== Work to do ==
Pick out every line in the data below that holds "xlabel".

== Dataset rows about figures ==
········

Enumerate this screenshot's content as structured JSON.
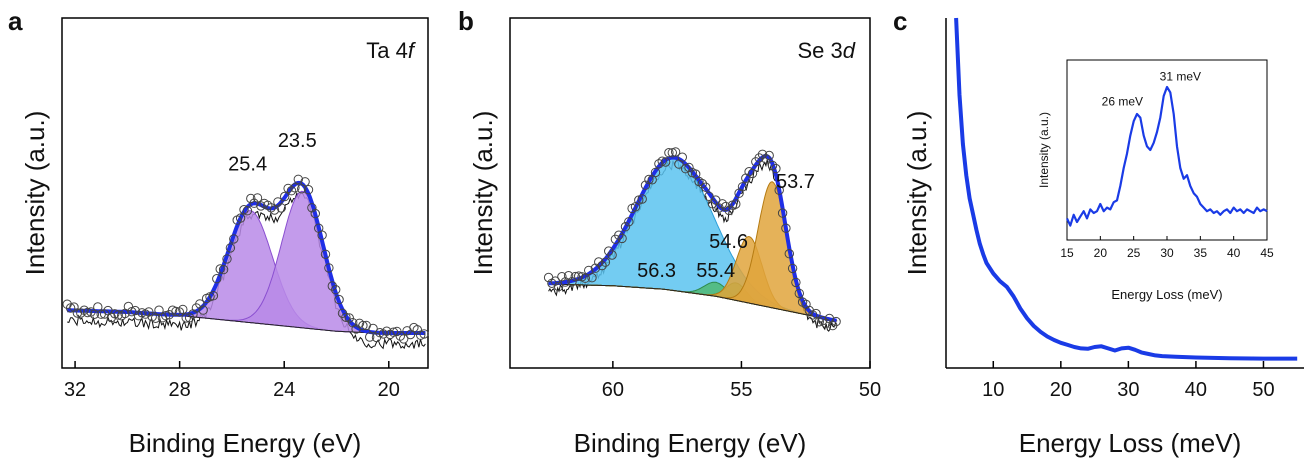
{
  "chart_data": [
    {
      "panel_letter": "a",
      "type": "scatter",
      "annotation": {
        "element": "Ta 4",
        "orbital": "f"
      },
      "xlabel": "Binding Energy (eV)",
      "ylabel": "Intensity (a.u.)",
      "xlim": [
        32.5,
        18.5
      ],
      "x_reversed": true,
      "xticks": [
        32,
        28,
        24,
        20
      ],
      "ylim": [
        0,
        1
      ],
      "peak_labels": [
        {
          "text": "25.4",
          "x": 25.4
        },
        {
          "text": "23.5",
          "x": 23.5
        }
      ],
      "colors": {
        "fit": "#1f2ee6",
        "component_fill": "#b889e8",
        "component_edge": "#8a4fd0",
        "raw": "#111111",
        "points": "#444444"
      },
      "background": {
        "x": [
          32.3,
          30,
          28,
          26,
          24,
          22,
          20.5,
          18.6
        ],
        "y": [
          0.165,
          0.16,
          0.15,
          0.135,
          0.12,
          0.105,
          0.1,
          0.1
        ]
      },
      "components": [
        {
          "center": 25.3,
          "sigma": 0.85,
          "amplitude": 0.32
        },
        {
          "center": 23.3,
          "sigma": 0.8,
          "amplitude": 0.39
        }
      ],
      "raw_offset": -0.03,
      "points_step": 0.13
    },
    {
      "panel_letter": "b",
      "type": "scatter",
      "annotation": {
        "element": "Se 3",
        "orbital": "d"
      },
      "xlabel": "Binding Energy (eV)",
      "ylabel": "Intensity (a.u.)",
      "xlim": [
        64,
        50
      ],
      "x_reversed": true,
      "xticks": [
        60,
        55,
        50
      ],
      "ylim": [
        0,
        1
      ],
      "peak_labels": [
        {
          "text": "56.3",
          "x": 58.3
        },
        {
          "text": "55.4",
          "x": 56.0
        },
        {
          "text": "54.6",
          "x": 55.5
        },
        {
          "text": "53.7",
          "x": 52.9
        }
      ],
      "colors": {
        "fit": "#1f2ee6",
        "component_fill": "#5bc3f0",
        "component_edge": "#2b9ed8",
        "raw": "#111111",
        "points": "#444444"
      },
      "background": {
        "x": [
          62.5,
          60,
          58,
          56,
          54,
          52,
          51.3
        ],
        "y": [
          0.24,
          0.235,
          0.225,
          0.205,
          0.175,
          0.145,
          0.135
        ]
      },
      "components": [
        {
          "center": 57.6,
          "sigma": 1.5,
          "amplitude": 0.38,
          "fill": "#5bc3f0",
          "edge": "#2b9ed8"
        },
        {
          "center": 56.0,
          "sigma": 0.45,
          "amplitude": 0.04,
          "fill": "#4fb873",
          "edge": "#2d8a4c"
        },
        {
          "center": 55.2,
          "sigma": 0.4,
          "amplitude": 0.05,
          "fill": "#4fb873",
          "edge": "#2d8a4c"
        },
        {
          "center": 54.7,
          "sigma": 0.5,
          "amplitude": 0.19,
          "fill": "#e0a53c",
          "edge": "#b57b12"
        },
        {
          "center": 53.8,
          "sigma": 0.55,
          "amplitude": 0.36,
          "fill": "#e0a53c",
          "edge": "#b57b12"
        }
      ],
      "raw_offset": -0.02,
      "points_step": 0.13
    },
    {
      "panel_letter": "c",
      "type": "line",
      "xlabel": "Energy Loss (meV)",
      "ylabel": "Intensity (a.u.)",
      "xlim": [
        3,
        56
      ],
      "xticks": [
        10,
        20,
        30,
        40,
        50
      ],
      "ylim": [
        0,
        1
      ],
      "colors": {
        "line": "#1a3be6"
      },
      "x": [
        4.5,
        5,
        5.5,
        6,
        6.5,
        7,
        7.5,
        8,
        8.5,
        9,
        10,
        11,
        12,
        13,
        14,
        15,
        16,
        17,
        18,
        19,
        20,
        21,
        22,
        23,
        24,
        25,
        26,
        27,
        28,
        29,
        30,
        31,
        32,
        33,
        34,
        35,
        37,
        40,
        45,
        50,
        55
      ],
      "y": [
        1.0,
        0.78,
        0.64,
        0.55,
        0.485,
        0.44,
        0.395,
        0.355,
        0.325,
        0.3,
        0.27,
        0.248,
        0.232,
        0.205,
        0.17,
        0.142,
        0.12,
        0.103,
        0.09,
        0.08,
        0.072,
        0.066,
        0.06,
        0.056,
        0.055,
        0.06,
        0.062,
        0.056,
        0.05,
        0.056,
        0.058,
        0.052,
        0.044,
        0.04,
        0.036,
        0.034,
        0.032,
        0.03,
        0.028,
        0.027,
        0.027
      ],
      "inset": {
        "type": "line",
        "xlabel": "Energy Loss (meV)",
        "ylabel": "Intensity (a.u.)",
        "xlim": [
          15,
          45
        ],
        "xticks": [
          15,
          20,
          25,
          30,
          35,
          40,
          45
        ],
        "ylim": [
          0,
          1
        ],
        "peak_labels": [
          {
            "text": "26 meV",
            "x": 26
          },
          {
            "text": "31 meV",
            "x": 30.5
          }
        ],
        "x": [
          15,
          15.5,
          16,
          16.5,
          17,
          17.5,
          18,
          18.5,
          19,
          19.5,
          20,
          20.5,
          21,
          21.5,
          22,
          22.5,
          23,
          23.5,
          24,
          24.5,
          25,
          25.5,
          26,
          26.5,
          27,
          27.5,
          28,
          28.5,
          29,
          29.5,
          30,
          30.5,
          31,
          31.5,
          32,
          32.5,
          33,
          33.5,
          34,
          34.5,
          35,
          35.5,
          36,
          36.5,
          37,
          37.5,
          38,
          38.5,
          39,
          39.5,
          40,
          40.5,
          41,
          41.5,
          42,
          42.5,
          43,
          43.5,
          44,
          44.5,
          45
        ],
        "y": [
          0.12,
          0.08,
          0.14,
          0.1,
          0.13,
          0.16,
          0.12,
          0.17,
          0.15,
          0.16,
          0.2,
          0.16,
          0.18,
          0.17,
          0.21,
          0.22,
          0.3,
          0.4,
          0.48,
          0.58,
          0.66,
          0.7,
          0.68,
          0.58,
          0.52,
          0.5,
          0.54,
          0.6,
          0.68,
          0.8,
          0.85,
          0.82,
          0.7,
          0.52,
          0.4,
          0.34,
          0.36,
          0.3,
          0.26,
          0.24,
          0.2,
          0.18,
          0.16,
          0.17,
          0.15,
          0.16,
          0.14,
          0.16,
          0.17,
          0.15,
          0.18,
          0.16,
          0.17,
          0.15,
          0.17,
          0.16,
          0.15,
          0.18,
          0.16,
          0.17,
          0.16
        ]
      }
    }
  ]
}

········

== Result of this task ==
      "xlabel": "Binding Energy (eV)",
      "xlabel": "Binding Energy (eV)",
      "xlabel": "Energy Loss (meV)",
        "xlabel": "Energy Loss (meV)",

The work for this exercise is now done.